→ **O que fazer**:
Por favor, reescreva todas as linhas abaixo substituindo "marker-point" por "ponto-marcador" e mantendo todo o resto inalterado. Deixe as imagens de fora da resposta.

[Dados extraídos de uma coleção]
══════════════════════════════

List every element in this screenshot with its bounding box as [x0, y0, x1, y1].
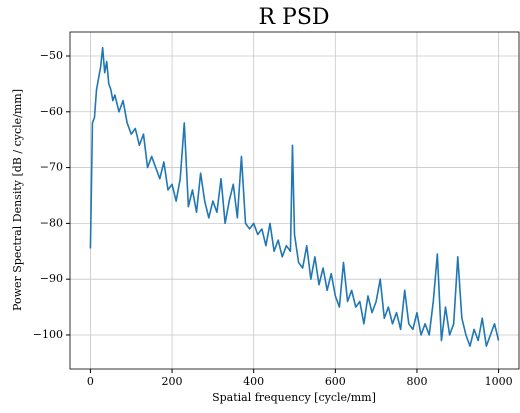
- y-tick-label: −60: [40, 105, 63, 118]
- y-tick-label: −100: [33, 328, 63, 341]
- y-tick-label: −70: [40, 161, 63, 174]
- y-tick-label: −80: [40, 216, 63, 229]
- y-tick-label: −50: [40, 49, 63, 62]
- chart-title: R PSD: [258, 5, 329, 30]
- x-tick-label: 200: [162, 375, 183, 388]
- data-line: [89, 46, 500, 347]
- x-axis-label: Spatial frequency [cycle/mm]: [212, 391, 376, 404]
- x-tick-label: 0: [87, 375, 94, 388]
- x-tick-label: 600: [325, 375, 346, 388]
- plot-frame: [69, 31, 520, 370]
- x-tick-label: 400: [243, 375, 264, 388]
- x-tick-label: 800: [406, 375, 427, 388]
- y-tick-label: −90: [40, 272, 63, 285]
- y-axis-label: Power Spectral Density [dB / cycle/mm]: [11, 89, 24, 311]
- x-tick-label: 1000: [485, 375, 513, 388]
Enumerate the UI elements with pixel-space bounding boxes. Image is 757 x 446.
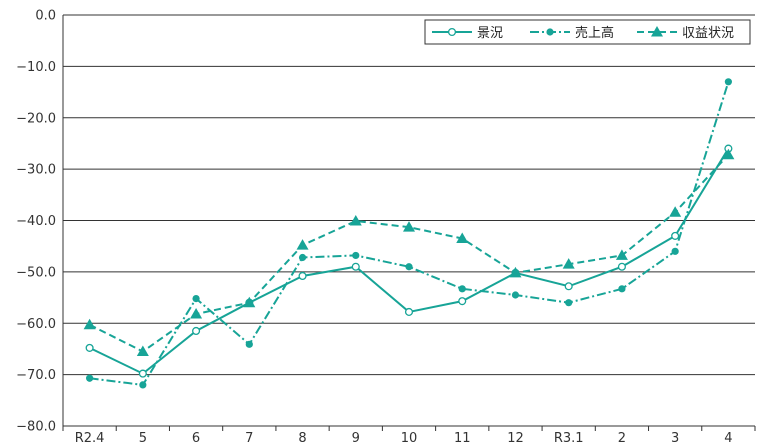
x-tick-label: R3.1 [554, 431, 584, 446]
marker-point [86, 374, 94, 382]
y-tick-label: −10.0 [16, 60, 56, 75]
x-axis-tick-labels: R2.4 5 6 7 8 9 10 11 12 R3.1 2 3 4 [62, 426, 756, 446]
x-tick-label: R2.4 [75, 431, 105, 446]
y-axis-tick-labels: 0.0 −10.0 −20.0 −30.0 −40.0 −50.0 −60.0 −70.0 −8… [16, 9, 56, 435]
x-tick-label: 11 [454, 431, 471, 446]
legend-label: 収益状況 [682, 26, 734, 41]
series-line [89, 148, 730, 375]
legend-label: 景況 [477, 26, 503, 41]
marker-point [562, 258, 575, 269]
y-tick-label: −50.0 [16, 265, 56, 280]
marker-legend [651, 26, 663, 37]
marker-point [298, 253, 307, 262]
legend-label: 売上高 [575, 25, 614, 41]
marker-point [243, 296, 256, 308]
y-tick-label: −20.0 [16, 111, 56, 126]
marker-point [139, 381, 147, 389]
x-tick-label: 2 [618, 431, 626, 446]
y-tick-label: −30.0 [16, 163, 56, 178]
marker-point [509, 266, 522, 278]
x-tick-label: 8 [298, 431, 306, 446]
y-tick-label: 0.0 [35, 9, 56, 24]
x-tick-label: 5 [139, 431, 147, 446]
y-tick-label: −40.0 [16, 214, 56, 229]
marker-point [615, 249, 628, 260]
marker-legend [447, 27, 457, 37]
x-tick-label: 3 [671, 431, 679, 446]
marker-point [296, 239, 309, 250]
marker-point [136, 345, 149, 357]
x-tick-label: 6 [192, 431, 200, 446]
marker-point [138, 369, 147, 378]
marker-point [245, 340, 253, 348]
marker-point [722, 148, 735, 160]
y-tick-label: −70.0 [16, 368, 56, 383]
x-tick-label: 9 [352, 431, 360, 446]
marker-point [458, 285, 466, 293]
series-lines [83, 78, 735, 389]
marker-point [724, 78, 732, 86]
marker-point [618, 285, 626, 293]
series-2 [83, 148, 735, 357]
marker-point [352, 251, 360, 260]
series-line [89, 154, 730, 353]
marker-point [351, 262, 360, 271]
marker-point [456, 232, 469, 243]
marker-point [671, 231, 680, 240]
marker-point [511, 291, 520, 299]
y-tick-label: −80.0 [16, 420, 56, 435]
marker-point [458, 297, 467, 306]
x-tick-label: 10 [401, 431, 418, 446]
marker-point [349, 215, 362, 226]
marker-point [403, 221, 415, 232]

══════════════════════════════

→ **Resposta**:
List every element in this screenshot with its bounding box as [x0, y0, x1, y1].
- y-tick-label: −60: [40, 105, 63, 118]
- y-tick-label: −100: [33, 328, 63, 341]
- y-tick-label: −70: [40, 161, 63, 174]
- y-tick-label: −80: [40, 216, 63, 229]
- y-tick-label: −50: [40, 49, 63, 62]
- chart-title: R PSD: [258, 5, 329, 30]
- x-tick-label: 200: [162, 375, 183, 388]
- data-line: [89, 46, 500, 347]
- x-axis-label: Spatial frequency [cycle/mm]: [212, 391, 376, 404]
- x-tick-label: 0: [87, 375, 94, 388]
- x-tick-label: 600: [325, 375, 346, 388]
- plot-frame: [69, 31, 520, 370]
- x-tick-label: 400: [243, 375, 264, 388]
- x-tick-label: 800: [406, 375, 427, 388]
- y-tick-label: −90: [40, 272, 63, 285]
- y-axis-label: Power Spectral Density [dB / cycle/mm]: [11, 89, 24, 311]
- x-tick-label: 1000: [485, 375, 513, 388]
Enumerate the UI elements with pixel-space bounding boxes. Image is 757 x 446.
x-tick-label: R3.1 [554, 431, 584, 446]
ponto-marcador [86, 374, 94, 382]
y-tick-label: −10.0 [16, 60, 56, 75]
x-axis-tick-labels: R2.4 5 6 7 8 9 10 11 12 R3.1 2 3 4 [62, 426, 756, 446]
x-tick-label: R2.4 [75, 431, 105, 446]
y-axis-tick-labels: 0.0 −10.0 −20.0 −30.0 −40.0 −50.0 −60.0 −70.0 −8… [16, 9, 56, 435]
x-tick-label: 11 [454, 431, 471, 446]
legend-label: 収益状況 [682, 26, 734, 41]
series-line [89, 148, 730, 375]
legend-label: 景況 [477, 26, 503, 41]
ponto-marcador [562, 258, 575, 269]
y-tick-label: −50.0 [16, 265, 56, 280]
marker-legend [651, 26, 663, 37]
ponto-marcador [298, 253, 307, 262]
legend-label: 売上高 [575, 25, 614, 41]
ponto-marcador [243, 296, 256, 308]
y-tick-label: −20.0 [16, 111, 56, 126]
ponto-marcador [139, 381, 147, 389]
x-tick-label: 2 [618, 431, 626, 446]
y-tick-label: −30.0 [16, 163, 56, 178]
ponto-marcador [509, 266, 522, 278]
x-tick-label: 8 [298, 431, 306, 446]
y-tick-label: 0.0 [35, 9, 56, 24]
x-tick-label: 5 [139, 431, 147, 446]
y-tick-label: −40.0 [16, 214, 56, 229]
ponto-marcador [615, 249, 628, 260]
marker-legend [447, 27, 457, 37]
x-tick-label: 3 [671, 431, 679, 446]
ponto-marcador [296, 239, 309, 250]
ponto-marcador [136, 345, 149, 357]
x-tick-label: 6 [192, 431, 200, 446]
ponto-marcador [138, 369, 147, 378]
ponto-marcador [245, 340, 253, 348]
ponto-marcador [722, 148, 735, 160]
y-tick-label: −70.0 [16, 368, 56, 383]
x-tick-label: 9 [352, 431, 360, 446]
ponto-marcador [458, 285, 466, 293]
series-lines [83, 78, 735, 389]
ponto-marcador [724, 78, 732, 86]
ponto-marcador [618, 285, 626, 293]
series-2 [83, 148, 735, 357]
ponto-marcador [352, 251, 360, 260]
series-line [89, 154, 730, 353]
ponto-marcador [351, 262, 360, 271]
ponto-marcador [456, 232, 469, 243]
ponto-marcador [671, 231, 680, 240]
ponto-marcador [511, 291, 520, 299]
y-tick-label: −80.0 [16, 420, 56, 435]
ponto-marcador [458, 297, 467, 306]
x-tick-label: 10 [401, 431, 418, 446]
ponto-marcador [349, 215, 362, 226]
ponto-marcador [403, 221, 415, 232]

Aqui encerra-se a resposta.